> **DATA TO USE**

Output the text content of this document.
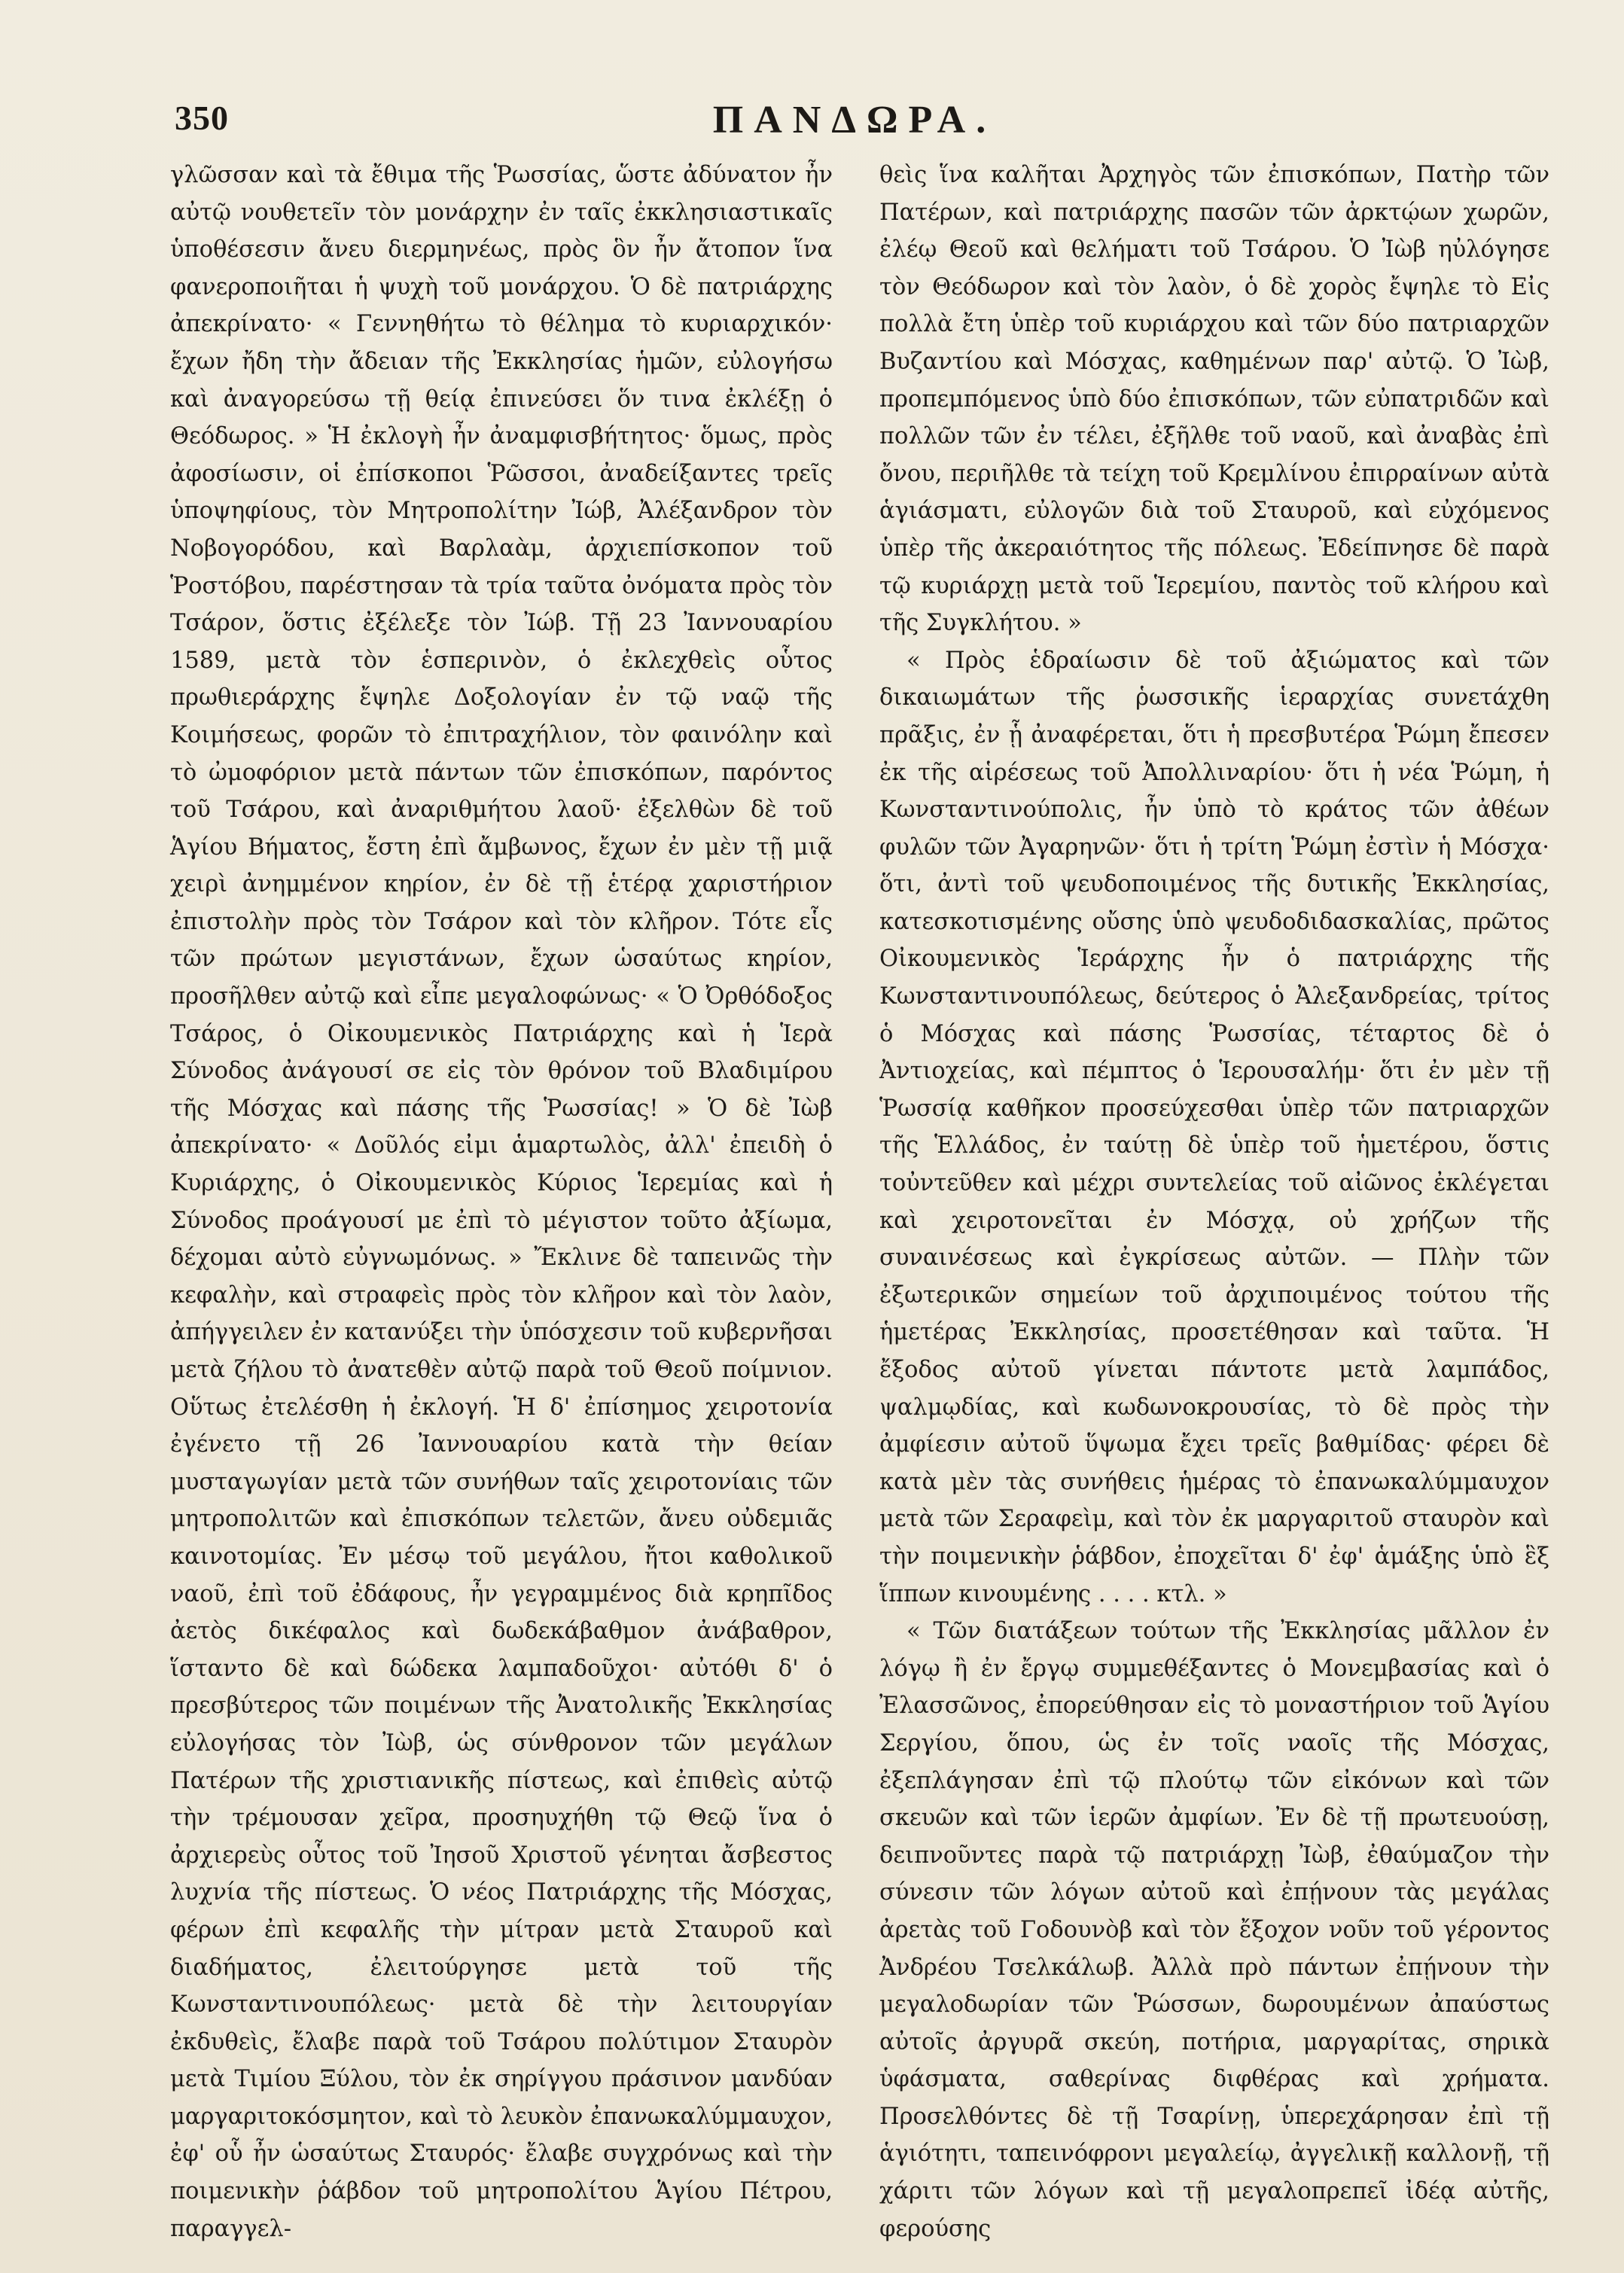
350	ΠΑΝΔΩΡΑ.

γλῶσσαν καὶ τὰ ἔθιμα τῆς Ῥωσσίας, ὥστε ἀδύνατον ἦν αὐτῷ νουθετεῖν τὸν μονάρχην ἐν ταῖς ἐκκλησιαστικαῖς ὑποθέσεσιν ἄνευ διερμηνέως, πρὸς ὃν ἦν ἄτοπον ἵνα φανεροποιῆται ἡ ψυχὴ τοῦ μονάρχου. Ὁ δὲ πατριάρχης ἀπεκρίνατο· « Γεννηθήτω τὸ θέλημα τὸ κυριαρχικόν· ἔχων ἤδη τὴν ἄδειαν τῆς Ἐκκλησίας ἡμῶν, εὐλογήσω καὶ ἀναγορεύσω τῇ θείᾳ ἐπινεύσει ὅν τινα ἐκλέξῃ ὁ Θεόδωρος. » Ἡ ἐκλογὴ ἦν ἀναμφισβήτητος· ὅμως, πρὸς ἀφοσίωσιν, οἱ ἐπίσκοποι Ῥῶσσοι, ἀναδείξαντες τρεῖς ὑποψηφίους, τὸν Μητροπολίτην Ἰώβ, Ἀλέξανδρον τὸν Νοβογορόδου, καὶ Βαρλαὰμ, ἀρχιεπίσκοπον τοῦ Ῥοστόβου, παρέστησαν τὰ τρία ταῦτα ὀνόματα πρὸς τὸν Τσάρον, ὅστις ἐξέλεξε τὸν Ἰώβ. Τῇ 23 Ἰαννουαρίου 1589, μετὰ τὸν ἑσπερινὸν, ὁ ἐκλεχθεὶς οὗτος πρωθιεράρχης ἔψηλε Δοξολογίαν ἐν τῷ ναῷ τῆς Κοιμήσεως, φορῶν τὸ ἐπιτραχήλιον, τὸν φαινόλην καὶ τὸ ὠμοφόριον μετὰ πάντων τῶν ἐπισκόπων, παρόντος τοῦ Τσάρου, καὶ ἀναριθμήτου λαοῦ· ἐξελθὼν δὲ τοῦ Ἁγίου Βήματος, ἔστη ἐπὶ ἄμβωνος, ἔχων ἐν μὲν τῇ μιᾷ χειρὶ ἀνημμένον κηρίον, ἐν δὲ τῇ ἑτέρᾳ χαριστήριον ἐπιστολὴν πρὸς τὸν Τσάρον καὶ τὸν κλῆρον. Τότε εἷς τῶν πρώτων μεγιστάνων, ἔχων ὡσαύτως κηρίον, προσῆλθεν αὐτῷ καὶ εἶπε μεγαλοφώνως· « Ὁ Ὀρθόδοξος Τσάρος, ὁ Οἰκουμενικὸς Πατριάρχης καὶ ἡ Ἱερὰ Σύνοδος ἀνάγουσί σε εἰς τὸν θρόνον τοῦ Βλαδιμίρου τῆς Μόσχας καὶ πάσης τῆς Ῥωσσίας! » Ὁ δὲ Ἰὼβ ἀπεκρίνατο· « Δοῦλός εἰμι ἁμαρτωλὸς, ἀλλ' ἐπειδὴ ὁ Κυριάρχης, ὁ Οἰκουμενικὸς Κύριος Ἱερεμίας καὶ ἡ Σύνοδος προάγουσί με ἐπὶ τὸ μέγιστον τοῦτο ἀξίωμα, δέχομαι αὐτὸ εὐγνωμόνως. » Ἔκλινε δὲ ταπεινῶς τὴν κεφαλὴν, καὶ στραφεὶς πρὸς τὸν κλῆρον καὶ τὸν λαὸν, ἀπήγγειλεν ἐν κατανύξει τὴν ὑπόσχεσιν τοῦ κυβερνῆσαι μετὰ ζήλου τὸ ἀνατεθὲν αὐτῷ παρὰ τοῦ Θεοῦ ποίμνιον. Οὕτως ἐτελέσθη ἡ ἐκλογή. Ἡ δ' ἐπίσημος χειροτονία ἐγένετο τῇ 26 Ἰαννουαρίου κατὰ τὴν θείαν μυσταγωγίαν μετὰ τῶν συνήθων ταῖς χειροτονίαις τῶν μητροπολιτῶν καὶ ἐπισκόπων τελετῶν, ἄνευ οὐδεμιᾶς καινοτομίας. Ἐν μέσῳ τοῦ μεγάλου, ἤτοι καθολικοῦ ναοῦ, ἐπὶ τοῦ ἐδάφους, ἦν γεγραμμένος διὰ κρηπῖδος ἀετὸς δικέφαλος καὶ δωδεκάβαθμον ἀνάβαθρον, ἵσταντο δὲ καὶ δώδεκα λαμπαδοῦχοι· αὐτόθι δ' ὁ πρεσβύτερος τῶν ποιμένων τῆς Ἀνατολικῆς Ἐκκλησίας εὐλογήσας τὸν Ἰὼβ, ὡς σύνθρονον τῶν μεγάλων Πατέρων τῆς χριστιανικῆς πίστεως, καὶ ἐπιθεὶς αὐτῷ τὴν τρέμουσαν χεῖρα, προσηυχήθη τῷ Θεῷ ἵνα ὁ ἀρχιερεὺς οὗτος τοῦ Ἰησοῦ Χριστοῦ γένηται ἄσβεστος λυχνία τῆς πίστεως. Ὁ νέος Πατριάρχης τῆς Μόσχας, φέρων ἐπὶ κεφαλῆς τὴν μίτραν μετὰ Σταυροῦ καὶ διαδήματος, ἐλειτούργησε μετὰ τοῦ τῆς Κωνσταντινουπόλεως· μετὰ δὲ τὴν λειτουργίαν ἐκδυθεὶς, ἔλαβε παρὰ τοῦ Τσάρου πολύτιμον Σταυρὸν μετὰ Τιμίου Ξύλου, τὸν ἐκ σηρίγγου πράσινον μανδύαν μαργαριτοκόσμητον, καὶ τὸ λευκὸν ἐπανωκαλύμμαυχον, ἐφ' οὗ ἦν ὡσαύτως Σταυρός· ἔλαβε συγχρόνως καὶ τὴν ποιμενικὴν ῥάβδον τοῦ μητροπολίτου Ἁγίου Πέτρου, παραγγελ-

θεὶς ἵνα καλῆται Ἀρχηγὸς τῶν ἐπισκόπων, Πατὴρ τῶν Πατέρων, καὶ πατριάρχης πασῶν τῶν ἀρκτῴων χωρῶν, ἐλέῳ Θεοῦ καὶ θελήματι τοῦ Τσάρου. Ὁ Ἰὼβ ηὐλόγησε τὸν Θεόδωρον καὶ τὸν λαὸν, ὁ δὲ χορὸς ἔψηλε τὸ Εἰς πολλὰ ἔτη ὑπὲρ τοῦ κυριάρχου καὶ τῶν δύο πατριαρχῶν Βυζαντίου καὶ Μόσχας, καθημένων παρ' αὐτῷ. Ὁ Ἰὼβ, προπεμπόμενος ὑπὸ δύο ἐπισκόπων, τῶν εὐπατριδῶν καὶ πολλῶν τῶν ἐν τέλει, ἐξῆλθε τοῦ ναοῦ, καὶ ἀναβὰς ἐπὶ ὄνου, περιῆλθε τὰ τείχη τοῦ Κρεμλίνου ἐπιρραίνων αὐτὰ ἁγιάσματι, εὐλογῶν διὰ τοῦ Σταυροῦ, καὶ εὐχόμενος ὑπὲρ τῆς ἀκεραιότητος τῆς πόλεως. Ἐδείπνησε δὲ παρὰ τῷ κυριάρχῃ μετὰ τοῦ Ἱερεμίου, παντὸς τοῦ κλήρου καὶ τῆς Συγκλήτου. »

« Πρὸς ἑδραίωσιν δὲ τοῦ ἀξιώματος καὶ τῶν δικαιωμάτων τῆς ῥωσσικῆς ἱεραρχίας συνετάχθη πρᾶξις, ἐν ᾗ ἀναφέρεται, ὅτι ἡ πρεσβυτέρα Ῥώμη ἔπεσεν ἐκ τῆς αἱρέσεως τοῦ Ἀπολλιναρίου· ὅτι ἡ νέα Ῥώμη, ἡ Κωνσταντινούπολις, ἦν ὑπὸ τὸ κράτος τῶν ἀθέων φυλῶν τῶν Ἀγαρηνῶν· ὅτι ἡ τρίτη Ῥώμη ἐστὶν ἡ Μόσχα· ὅτι, ἀντὶ τοῦ ψευδοποιμένος τῆς δυτικῆς Ἐκκλησίας, κατεσκοτισμένης οὔσης ὑπὸ ψευδοδιδασκαλίας, πρῶτος Οἰκουμενικὸς Ἱεράρχης ἦν ὁ πατριάρχης τῆς Κωνσταντινουπόλεως, δεύτερος ὁ Ἀλεξανδρείας, τρίτος ὁ Μόσχας καὶ πάσης Ῥωσσίας, τέταρτος δὲ ὁ Ἀντιοχείας, καὶ πέμπτος ὁ Ἱερουσαλήμ· ὅτι ἐν μὲν τῇ Ῥωσσίᾳ καθῆκον προσεύχεσθαι ὑπὲρ τῶν πατριαρχῶν τῆς Ἑλλάδος, ἐν ταύτῃ δὲ ὑπὲρ τοῦ ἡμετέρου, ὅστις τοὐντεῦθεν καὶ μέχρι συντελείας τοῦ αἰῶνος ἐκλέγεται καὶ χειροτονεῖται ἐν Μόσχᾳ, οὐ χρήζων τῆς συναινέσεως καὶ ἐγκρίσεως αὐτῶν. — Πλὴν τῶν ἐξωτερικῶν σημείων τοῦ ἀρχιποιμένος τούτου τῆς ἡμετέρας Ἐκκλησίας, προσετέθησαν καὶ ταῦτα. Ἡ ἔξοδος αὐτοῦ γίνεται πάντοτε μετὰ λαμπάδος, ψαλμῳδίας, καὶ κωδωνοκρουσίας, τὸ δὲ πρὸς τὴν ἀμφίεσιν αὐτοῦ ὕψωμα ἔχει τρεῖς βαθμίδας· φέρει δὲ κατὰ μὲν τὰς συνήθεις ἡμέρας τὸ ἐπανωκαλύμμαυχον μετὰ τῶν Σεραφεὶμ, καὶ τὸν ἐκ μαργαριτοῦ σταυρὸν καὶ τὴν ποιμενικὴν ῥάβδον, ἐποχεῖται δ' ἐφ' ἁμάξης ὑπὸ ἓξ ἵππων κινουμένης . . . . κτλ. »

« Τῶν διατάξεων τούτων τῆς Ἐκκλησίας μᾶλλον ἐν λόγῳ ἢ ἐν ἔργῳ συμμεθέξαντες ὁ Μονεμβασίας καὶ ὁ Ἐλασσῶνος, ἐπορεύθησαν εἰς τὸ μοναστήριον τοῦ Ἁγίου Σεργίου, ὅπου, ὡς ἐν τοῖς ναοῖς τῆς Μόσχας, ἐξεπλάγησαν ἐπὶ τῷ πλούτῳ τῶν εἰκόνων καὶ τῶν σκευῶν καὶ τῶν ἱερῶν ἀμφίων. Ἐν δὲ τῇ πρωτευούσῃ, δειπνοῦντες παρὰ τῷ πατριάρχῃ Ἰὼβ, ἐθαύμαζον τὴν σύνεσιν τῶν λόγων αὐτοῦ καὶ ἐπῄνουν τὰς μεγάλας ἀρετὰς τοῦ Γοδουνὸβ καὶ τὸν ἔξοχον νοῦν τοῦ γέροντος Ἀνδρέου Τσελκάλωβ. Ἀλλὰ πρὸ πάντων ἐπῄνουν τὴν μεγαλοδωρίαν τῶν Ῥώσσων, δωρουμένων ἀπαύστως αὐτοῖς ἀργυρᾶ σκεύη, ποτήρια, μαργαρίτας, σηρικὰ ὑφάσματα, σαθερίνας διφθέρας καὶ χρήματα. Προσελθόντες δὲ τῇ Τσαρίνῃ, ὑπερεχάρησαν ἐπὶ τῇ ἁγιότητι, ταπεινόφρονι μεγαλείῳ, ἀγγελικῇ καλλονῇ, τῇ χάριτι τῶν λόγων καὶ τῇ μεγαλοπρεπεῖ ἰδέᾳ αὐτῆς, φερούσης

> **PROBLEM TO WORK ON**
Which lines of the material contain the string "ὑπὲρ"? List each of them.

> **SOLUTION TO THE EXERCISE**
θεὶς ἵνα καλῆται Ἀρχηγὸς τῶν ἐπισκόπων, Πατὴρ τῶν Πατέρων, καὶ πατριάρχης πασῶν τῶν ἀρκτῴων χωρῶν, ἐλέῳ Θεοῦ καὶ θελήματι τοῦ Τσάρου. Ὁ Ἰὼβ ηὐλόγησε τὸν Θεόδωρον καὶ τὸν λαὸν, ὁ δὲ χορὸς ἔψηλε τὸ Εἰς πολλὰ ἔτη ὑπὲρ τοῦ κυριάρχου καὶ τῶν δύο πατριαρχῶν Βυζαντίου καὶ Μόσχας, καθημένων παρ' αὐτῷ. Ὁ Ἰὼβ, προπεμπόμενος ὑπὸ δύο ἐπισκόπων, τῶν εὐπατριδῶν καὶ πολλῶν τῶν ἐν τέλει, ἐξῆλθε τοῦ ναοῦ, καὶ ἀναβὰς ἐπὶ ὄνου, περιῆλθε τὰ τείχη τοῦ Κρεμλίνου ἐπιρραίνων αὐτὰ ἁγιάσματι, εὐλογῶν διὰ τοῦ Σταυροῦ, καὶ εὐχόμενος ὑπὲρ τῆς ἀκεραιότητος τῆς πόλεως. Ἐδείπνησε δὲ παρὰ τῷ κυριάρχῃ μετὰ τοῦ Ἱερεμίου, παντὸς τοῦ κλήρου καὶ τῆς Συγκλήτου. »
« Πρὸς ἑδραίωσιν δὲ τοῦ ἀξιώματος καὶ τῶν δικαιωμάτων τῆς ῥωσσικῆς ἱεραρχίας συνετάχθη πρᾶξις, ἐν ᾗ ἀναφέρεται, ὅτι ἡ πρεσβυτέρα Ῥώμη ἔπεσεν ἐκ τῆς αἱρέσεως τοῦ Ἀπολλιναρίου· ὅτι ἡ νέα Ῥώμη, ἡ Κωνσταντινούπολις, ἦν ὑπὸ τὸ κράτος τῶν ἀθέων φυλῶν τῶν Ἀγαρηνῶν· ὅτι ἡ τρίτη Ῥώμη ἐστὶν ἡ Μόσχα· ὅτι, ἀντὶ τοῦ ψευδοποιμένος τῆς δυτικῆς Ἐκκλησίας, κατεσκοτισμένης οὔσης ὑπὸ ψευδοδιδασκαλίας, πρῶτος Οἰκουμενικὸς Ἱεράρχης ἦν ὁ πατριάρχης τῆς Κωνσταντινουπόλεως, δεύτερος ὁ Ἀλεξανδρείας, τρίτος ὁ Μόσχας καὶ πάσης Ῥωσσίας, τέταρτος δὲ ὁ Ἀντιοχείας, καὶ πέμπτος ὁ Ἱερουσαλήμ· ὅτι ἐν μὲν τῇ Ῥωσσίᾳ καθῆκον προσεύχεσθαι ὑπὲρ τῶν πατριαρχῶν τῆς Ἑλλάδος, ἐν ταύτῃ δὲ ὑπὲρ τοῦ ἡμετέρου, ὅστις τοὐντεῦθεν καὶ μέχρι συντελείας τοῦ αἰῶνος ἐκλέγεται καὶ χειροτονεῖται ἐν Μόσχᾳ, οὐ χρήζων τῆς συναινέσεως καὶ ἐγκρίσεως αὐτῶν. — Πλὴν τῶν ἐξωτερικῶν σημείων τοῦ ἀρχιποιμένος τούτου τῆς ἡμετέρας Ἐκκλησίας, προσετέθησαν καὶ ταῦτα. Ἡ ἔξοδος αὐτοῦ γίνεται πάντοτε μετὰ λαμπάδος, ψαλμῳδίας, καὶ κωδωνοκρουσίας, τὸ δὲ πρὸς τὴν ἀμφίεσιν αὐτοῦ ὕψωμα ἔχει τρεῖς βαθμίδας· φέρει δὲ κατὰ μὲν τὰς συνήθεις ἡμέρας τὸ ἐπανωκαλύμμαυχον μετὰ τῶν Σεραφεὶμ, καὶ τὸν ἐκ μαργαριτοῦ σταυρὸν καὶ τὴν ποιμενικὴν ῥάβδον, ἐποχεῖται δ' ἐφ' ἁμάξης ὑπὸ ἓξ ἵππων κινουμένης . . . . κτλ. »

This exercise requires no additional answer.